-- WHAT IS NEEDED --
Extract the data exactly, missing nothing.

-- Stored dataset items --

##########

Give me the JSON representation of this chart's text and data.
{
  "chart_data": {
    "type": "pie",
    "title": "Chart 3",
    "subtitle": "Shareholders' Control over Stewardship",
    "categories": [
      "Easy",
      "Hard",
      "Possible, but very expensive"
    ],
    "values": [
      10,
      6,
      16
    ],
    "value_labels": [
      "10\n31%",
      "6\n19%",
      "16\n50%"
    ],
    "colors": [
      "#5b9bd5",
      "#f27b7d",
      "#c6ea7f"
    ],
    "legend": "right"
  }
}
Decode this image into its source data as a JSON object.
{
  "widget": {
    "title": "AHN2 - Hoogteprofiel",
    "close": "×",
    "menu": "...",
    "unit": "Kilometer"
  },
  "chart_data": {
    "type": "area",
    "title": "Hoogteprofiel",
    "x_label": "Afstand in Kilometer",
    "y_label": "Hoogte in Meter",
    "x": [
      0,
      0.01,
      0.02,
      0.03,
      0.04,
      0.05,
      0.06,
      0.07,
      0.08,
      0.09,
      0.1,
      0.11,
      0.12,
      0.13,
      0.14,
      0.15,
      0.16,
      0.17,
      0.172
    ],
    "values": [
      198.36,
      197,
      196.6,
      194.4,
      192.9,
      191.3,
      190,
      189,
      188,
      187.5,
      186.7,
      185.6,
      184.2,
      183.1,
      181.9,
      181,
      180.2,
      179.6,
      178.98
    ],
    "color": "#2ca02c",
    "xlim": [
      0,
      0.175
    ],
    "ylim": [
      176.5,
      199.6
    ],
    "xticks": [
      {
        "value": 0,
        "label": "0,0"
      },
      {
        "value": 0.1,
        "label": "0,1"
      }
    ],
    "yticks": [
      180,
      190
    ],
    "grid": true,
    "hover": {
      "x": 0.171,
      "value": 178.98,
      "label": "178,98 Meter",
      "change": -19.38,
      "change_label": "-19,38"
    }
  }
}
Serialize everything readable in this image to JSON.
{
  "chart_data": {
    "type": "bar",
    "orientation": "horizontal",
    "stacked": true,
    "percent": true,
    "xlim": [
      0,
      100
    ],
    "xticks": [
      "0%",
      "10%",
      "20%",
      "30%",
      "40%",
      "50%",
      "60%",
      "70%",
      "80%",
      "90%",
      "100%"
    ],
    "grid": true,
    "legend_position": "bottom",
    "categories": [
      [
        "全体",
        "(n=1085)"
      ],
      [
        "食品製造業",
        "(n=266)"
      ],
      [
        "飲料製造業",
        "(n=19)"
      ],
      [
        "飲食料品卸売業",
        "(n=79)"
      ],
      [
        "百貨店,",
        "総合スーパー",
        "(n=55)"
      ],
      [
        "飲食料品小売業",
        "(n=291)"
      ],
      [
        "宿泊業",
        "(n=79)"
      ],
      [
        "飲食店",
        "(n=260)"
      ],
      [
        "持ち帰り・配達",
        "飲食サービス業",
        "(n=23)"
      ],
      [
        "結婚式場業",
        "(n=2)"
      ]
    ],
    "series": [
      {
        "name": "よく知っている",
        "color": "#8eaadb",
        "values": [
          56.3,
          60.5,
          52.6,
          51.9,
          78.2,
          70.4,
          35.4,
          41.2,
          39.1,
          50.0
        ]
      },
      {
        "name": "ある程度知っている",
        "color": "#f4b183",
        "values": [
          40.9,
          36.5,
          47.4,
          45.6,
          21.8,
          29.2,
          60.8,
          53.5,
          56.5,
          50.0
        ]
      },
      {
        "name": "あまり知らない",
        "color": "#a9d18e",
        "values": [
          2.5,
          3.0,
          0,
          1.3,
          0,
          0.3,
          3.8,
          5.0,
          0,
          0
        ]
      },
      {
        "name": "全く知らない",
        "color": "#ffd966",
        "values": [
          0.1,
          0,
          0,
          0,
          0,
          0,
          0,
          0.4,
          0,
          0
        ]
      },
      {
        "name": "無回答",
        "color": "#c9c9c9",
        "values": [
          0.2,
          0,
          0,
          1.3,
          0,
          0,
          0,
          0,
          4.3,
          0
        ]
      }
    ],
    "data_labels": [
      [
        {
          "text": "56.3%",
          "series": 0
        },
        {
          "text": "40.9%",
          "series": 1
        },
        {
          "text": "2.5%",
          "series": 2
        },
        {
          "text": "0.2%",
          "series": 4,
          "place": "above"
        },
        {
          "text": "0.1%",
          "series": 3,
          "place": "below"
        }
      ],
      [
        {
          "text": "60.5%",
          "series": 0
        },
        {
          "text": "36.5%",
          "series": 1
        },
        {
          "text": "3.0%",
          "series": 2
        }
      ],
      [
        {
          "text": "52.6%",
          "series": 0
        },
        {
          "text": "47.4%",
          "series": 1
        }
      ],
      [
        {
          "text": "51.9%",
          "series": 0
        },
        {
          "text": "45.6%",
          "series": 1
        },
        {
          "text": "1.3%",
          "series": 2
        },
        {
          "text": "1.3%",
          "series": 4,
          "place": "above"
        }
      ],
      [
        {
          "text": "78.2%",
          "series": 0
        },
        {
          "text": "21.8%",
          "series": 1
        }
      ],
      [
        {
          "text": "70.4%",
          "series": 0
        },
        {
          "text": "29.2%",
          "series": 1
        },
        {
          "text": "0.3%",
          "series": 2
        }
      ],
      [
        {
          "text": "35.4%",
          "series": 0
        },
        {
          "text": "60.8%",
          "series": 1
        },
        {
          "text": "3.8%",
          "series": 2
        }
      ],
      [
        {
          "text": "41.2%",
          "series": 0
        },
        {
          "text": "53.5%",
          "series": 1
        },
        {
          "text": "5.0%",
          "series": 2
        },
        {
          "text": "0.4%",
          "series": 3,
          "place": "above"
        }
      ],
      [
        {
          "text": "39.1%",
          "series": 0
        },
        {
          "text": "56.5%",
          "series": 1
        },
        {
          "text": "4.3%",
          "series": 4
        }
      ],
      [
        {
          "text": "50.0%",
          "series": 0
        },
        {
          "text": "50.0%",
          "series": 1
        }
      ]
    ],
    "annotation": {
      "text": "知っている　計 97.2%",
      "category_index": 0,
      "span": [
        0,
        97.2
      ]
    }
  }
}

##########

-- RESPONSE TO THIS TASK --
Give me the JSON representation of this chart's text and data.
{
  "chart_data": {
    "type": "pie",
    "title": "Chart 3",
    "subtitle": "Shareholders' Control over Stewardship",
    "categories": [
      "Easy",
      "Hard",
      "Possible, but very expensive"
    ],
    "values": [
      10,
      6,
      16
    ],
    "value_labels": [
      "10\n31%",
      "6\n19%",
      "16\n50%"
    ],
    "colors": [
      "#5b9bd5",
      "#f27b7d",
      "#c6ea7f"
    ],
    "legend": "right"
  }
}
Decode this image into its source data as a JSON object.
{
  "widget": {
    "title": "AHN2 - Hoogteprofiel",
    "close": "×",
    "menu": "...",
    "unit": "Kilometer"
  },
  "chart_data": {
    "type": "area",
    "title": "Hoogteprofiel",
    "x_label": "Afstand in Kilometer",
    "y_label": "Hoogte in Meter",
    "x": [
      0,
      0.01,
      0.02,
      0.03,
      0.04,
      0.05,
      0.06,
      0.07,
      0.08,
      0.09,
      0.1,
      0.11,
      0.12,
      0.13,
      0.14,
      0.15,
      0.16,
      0.17,
      0.172
    ],
    "values": [
      198.36,
      197,
      196.6,
      194.4,
      192.9,
      191.3,
      190,
      189,
      188,
      187.5,
      186.7,
      185.6,
      184.2,
      183.1,
      181.9,
      181,
      180.2,
      179.6,
      178.98
    ],
    "color": "#2ca02c",
    "xlim": [
      0,
      0.175
    ],
    "ylim": [
      176.5,
      199.6
    ],
    "xticks": [
      {
        "value": 0,
        "label": "0,0"
      },
      {
        "value": 0.1,
        "label": "0,1"
      }
    ],
    "yticks": [
      180,
      190
    ],
    "grid": true,
    "hover": {
      "x": 0.171,
      "value": 178.98,
      "label": "178,98 Meter",
      "change": -19.38,
      "change_label": "-19,38"
    }
  }
}
Serialize everything readable in this image to JSON.
{
  "chart_data": {
    "type": "bar",
    "orientation": "horizontal",
    "stacked": true,
    "percent": true,
    "xlim": [
      0,
      100
    ],
    "xticks": [
      "0%",
      "10%",
      "20%",
      "30%",
      "40%",
      "50%",
      "60%",
      "70%",
      "80%",
      "90%",
      "100%"
    ],
    "grid": true,
    "legend_position": "bottom",
    "categories": [
      [
        "全体",
        "(n=1085)"
      ],
      [
        "食品製造業",
        "(n=266)"
      ],
      [
        "飲料製造業",
        "(n=19)"
      ],
      [
        "飲食料品卸売業",
        "(n=79)"
      ],
      [
        "百貨店,",
        "総合スーパー",
        "(n=55)"
      ],
      [
        "飲食料品小売業",
        "(n=291)"
      ],
      [
        "宿泊業",
        "(n=79)"
      ],
      [
        "飲食店",
        "(n=260)"
      ],
      [
        "持ち帰り・配達",
        "飲食サービス業",
        "(n=23)"
      ],
      [
        "結婚式場業",
        "(n=2)"
      ]
    ],
    "series": [
      {
        "name": "よく知っている",
        "color": "#8eaadb",
        "values": [
          56.3,
          60.5,
          52.6,
          51.9,
          78.2,
          70.4,
          35.4,
          41.2,
          39.1,
          50.0
        ]
      },
      {
        "name": "ある程度知っている",
        "color": "#f4b183",
        "values": [
          40.9,
          36.5,
          47.4,
          45.6,
          21.8,
          29.2,
          60.8,
          53.5,
          56.5,
          50.0
        ]
      },
      {
        "name": "あまり知らない",
        "color": "#a9d18e",
        "values": [
          2.5,
          3.0,
          0,
          1.3,
          0,
          0.3,
          3.8,
          5.0,
          0,
          0
        ]
      },
      {
        "name": "全く知らない",
        "color": "#ffd966",
        "values": [
          0.1,
          0,
          0,
          0,
          0,
          0,
          0,
          0.4,
          0,
          0
        ]
      },
      {
        "name": "無回答",
        "color": "#c9c9c9",
        "values": [
          0.2,
          0,
          0,
          1.3,
          0,
          0,
          0,
          0,
          4.3,
          0
        ]
      }
    ],
    "data_labels": [
      [
        {
          "text": "56.3%",
          "series": 0
        },
        {
          "text": "40.9%",
          "series": 1
        },
        {
          "text": "2.5%",
          "series": 2
        },
        {
          "text": "0.2%",
          "series": 4,
          "place": "above"
        },
        {
          "text": "0.1%",
          "series": 3,
          "place": "below"
        }
      ],
      [
        {
          "text": "60.5%",
          "series": 0
        },
        {
          "text": "36.5%",
          "series": 1
        },
        {
          "text": "3.0%",
          "series": 2
        }
      ],
      [
        {
          "text": "52.6%",
          "series": 0
        },
        {
          "text": "47.4%",
          "series": 1
        }
      ],
      [
        {
          "text": "51.9%",
          "series": 0
        },
        {
          "text": "45.6%",
          "series": 1
        },
        {
          "text": "1.3%",
          "series": 2
        },
        {
          "text": "1.3%",
          "series": 4,
          "place": "above"
        }
      ],
      [
        {
          "text": "78.2%",
          "series": 0
        },
        {
          "text": "21.8%",
          "series": 1
        }
      ],
      [
        {
          "text": "70.4%",
          "series": 0
        },
        {
          "text": "29.2%",
          "series": 1
        },
        {
          "text": "0.3%",
          "series": 2
        }
      ],
      [
        {
          "text": "35.4%",
          "series": 0
        },
        {
          "text": "60.8%",
          "series": 1
        },
        {
          "text": "3.8%",
          "series": 2
        }
      ],
      [
        {
          "text": "41.2%",
          "series": 0
        },
        {
          "text": "53.5%",
          "series": 1
        },
        {
          "text": "5.0%",
          "series": 2
        },
        {
          "text": "0.4%",
          "series": 3,
          "place": "above"
        }
      ],
      [
        {
          "text": "39.1%",
          "series": 0
        },
        {
          "text": "56.5%",
          "series": 1
        },
        {
          "text": "4.3%",
          "series": 4
        }
      ],
      [
        {
          "text": "50.0%",
          "series": 0
        },
        {
          "text": "50.0%",
          "series": 1
        }
      ]
    ],
    "annotation": {
      "text": "知っている　計 97.2%",
      "category_index": 0,
      "span": [
        0,
        97.2
      ]
    }
  }
}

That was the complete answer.